> Request: Reproduce all of the material exactly as shown.

(Dataset excerpts)

• • • • •

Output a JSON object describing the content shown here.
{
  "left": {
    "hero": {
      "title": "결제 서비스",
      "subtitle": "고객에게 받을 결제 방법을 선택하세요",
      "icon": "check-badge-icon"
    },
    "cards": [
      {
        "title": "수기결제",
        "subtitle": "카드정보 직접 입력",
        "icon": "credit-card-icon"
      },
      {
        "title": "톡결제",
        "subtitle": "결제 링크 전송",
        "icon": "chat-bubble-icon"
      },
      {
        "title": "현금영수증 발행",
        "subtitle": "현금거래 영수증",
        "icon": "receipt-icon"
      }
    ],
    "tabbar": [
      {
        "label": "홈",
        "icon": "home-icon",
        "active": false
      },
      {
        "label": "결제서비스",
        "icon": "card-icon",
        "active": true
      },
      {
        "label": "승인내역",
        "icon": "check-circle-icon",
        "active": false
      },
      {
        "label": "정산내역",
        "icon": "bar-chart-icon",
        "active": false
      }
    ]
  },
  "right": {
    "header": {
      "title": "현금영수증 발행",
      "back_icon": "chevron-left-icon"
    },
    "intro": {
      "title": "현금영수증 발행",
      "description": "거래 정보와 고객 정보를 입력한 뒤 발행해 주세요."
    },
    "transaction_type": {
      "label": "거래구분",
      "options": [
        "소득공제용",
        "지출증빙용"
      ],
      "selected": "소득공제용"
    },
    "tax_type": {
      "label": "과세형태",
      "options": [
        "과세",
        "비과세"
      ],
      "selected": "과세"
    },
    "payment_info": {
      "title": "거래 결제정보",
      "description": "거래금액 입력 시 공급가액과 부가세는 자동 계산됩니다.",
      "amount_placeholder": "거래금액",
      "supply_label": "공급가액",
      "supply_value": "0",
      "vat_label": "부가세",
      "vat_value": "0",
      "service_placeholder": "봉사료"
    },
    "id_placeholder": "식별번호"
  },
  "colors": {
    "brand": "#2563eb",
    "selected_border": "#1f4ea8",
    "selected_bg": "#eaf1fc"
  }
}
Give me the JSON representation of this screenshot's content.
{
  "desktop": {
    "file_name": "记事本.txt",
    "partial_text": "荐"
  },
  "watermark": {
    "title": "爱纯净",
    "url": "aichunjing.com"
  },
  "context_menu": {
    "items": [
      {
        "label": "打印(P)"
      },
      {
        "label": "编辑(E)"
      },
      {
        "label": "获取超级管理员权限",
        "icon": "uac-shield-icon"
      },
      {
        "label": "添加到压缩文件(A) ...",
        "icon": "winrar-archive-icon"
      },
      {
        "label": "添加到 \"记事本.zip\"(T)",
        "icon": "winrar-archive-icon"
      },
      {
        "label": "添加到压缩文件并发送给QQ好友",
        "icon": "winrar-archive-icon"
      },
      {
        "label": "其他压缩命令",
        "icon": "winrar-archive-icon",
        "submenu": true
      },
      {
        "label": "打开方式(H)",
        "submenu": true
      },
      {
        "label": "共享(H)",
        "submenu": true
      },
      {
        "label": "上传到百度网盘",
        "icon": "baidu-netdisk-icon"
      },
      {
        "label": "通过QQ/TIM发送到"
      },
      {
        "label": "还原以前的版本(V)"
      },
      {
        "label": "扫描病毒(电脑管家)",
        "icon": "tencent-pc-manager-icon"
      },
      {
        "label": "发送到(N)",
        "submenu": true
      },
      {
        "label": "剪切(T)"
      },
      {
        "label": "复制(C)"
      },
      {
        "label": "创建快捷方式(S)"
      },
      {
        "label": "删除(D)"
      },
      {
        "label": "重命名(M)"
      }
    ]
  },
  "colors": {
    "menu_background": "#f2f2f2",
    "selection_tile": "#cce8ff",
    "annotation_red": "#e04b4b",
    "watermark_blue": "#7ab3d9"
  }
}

• • • • •

> Result of this exercise:
Output a JSON object describing the content shown here.
{
  "left": {
    "hero": {
      "title": "결제 서비스",
      "subtitle": "고객에게 받을 결제 방법을 선택하세요",
      "icon": "check-badge-icon"
    },
    "cards": [
      {
        "title": "수기결제",
        "subtitle": "카드정보 직접 입력",
        "icon": "credit-card-icon"
      },
      {
        "title": "톡결제",
        "subtitle": "결제 링크 전송",
        "icon": "chat-bubble-icon"
      },
      {
        "title": "현금영수증 발행",
        "subtitle": "현금거래 영수증",
        "icon": "receipt-icon"
      }
    ],
    "tabbar": [
      {
        "label": "홈",
        "icon": "home-icon",
        "active": false
      },
      {
        "label": "결제서비스",
        "icon": "card-icon",
        "active": true
      },
      {
        "label": "승인내역",
        "icon": "check-circle-icon",
        "active": false
      },
      {
        "label": "정산내역",
        "icon": "bar-chart-icon",
        "active": false
      }
    ]
  },
  "right": {
    "header": {
      "title": "현금영수증 발행",
      "back_icon": "chevron-left-icon"
    },
    "intro": {
      "title": "현금영수증 발행",
      "description": "거래 정보와 고객 정보를 입력한 뒤 발행해 주세요."
    },
    "transaction_type": {
      "label": "거래구분",
      "options": [
        "소득공제용",
        "지출증빙용"
      ],
      "selected": "소득공제용"
    },
    "tax_type": {
      "label": "과세형태",
      "options": [
        "과세",
        "비과세"
      ],
      "selected": "과세"
    },
    "payment_info": {
      "title": "거래 결제정보",
      "description": "거래금액 입력 시 공급가액과 부가세는 자동 계산됩니다.",
      "amount_placeholder": "거래금액",
      "supply_label": "공급가액",
      "supply_value": "0",
      "vat_label": "부가세",
      "vat_value": "0",
      "service_placeholder": "봉사료"
    },
    "id_placeholder": "식별번호"
  },
  "colors": {
    "brand": "#2563eb",
    "selected_border": "#1f4ea8",
    "selected_bg": "#eaf1fc"
  }
}
Give me the JSON representation of this screenshot's content.
{
  "desktop": {
    "file_name": "记事本.txt",
    "partial_text": "荐"
  },
  "watermark": {
    "title": "爱纯净",
    "url": "aichunjing.com"
  },
  "context_menu": {
    "items": [
      {
        "label": "打印(P)"
      },
      {
        "label": "编辑(E)"
      },
      {
        "label": "获取超级管理员权限",
        "icon": "uac-shield-icon"
      },
      {
        "label": "添加到压缩文件(A) ...",
        "icon": "winrar-archive-icon"
      },
      {
        "label": "添加到 \"记事本.zip\"(T)",
        "icon": "winrar-archive-icon"
      },
      {
        "label": "添加到压缩文件并发送给QQ好友",
        "icon": "winrar-archive-icon"
      },
      {
        "label": "其他压缩命令",
        "icon": "winrar-archive-icon",
        "submenu": true
      },
      {
        "label": "打开方式(H)",
        "submenu": true
      },
      {
        "label": "共享(H)",
        "submenu": true
      },
      {
        "label": "上传到百度网盘",
        "icon": "baidu-netdisk-icon"
      },
      {
        "label": "通过QQ/TIM发送到"
      },
      {
        "label": "还原以前的版本(V)"
      },
      {
        "label": "扫描病毒(电脑管家)",
        "icon": "tencent-pc-manager-icon"
      },
      {
        "label": "发送到(N)",
        "submenu": true
      },
      {
        "label": "剪切(T)"
      },
      {
        "label": "复制(C)"
      },
      {
        "label": "创建快捷方式(S)"
      },
      {
        "label": "删除(D)"
      },
      {
        "label": "重命名(M)"
      }
    ]
  },
  "colors": {
    "menu_background": "#f2f2f2",
    "selection_tile": "#cce8ff",
    "annotation_red": "#e04b4b",
    "watermark_blue": "#7ab3d9"
  }
}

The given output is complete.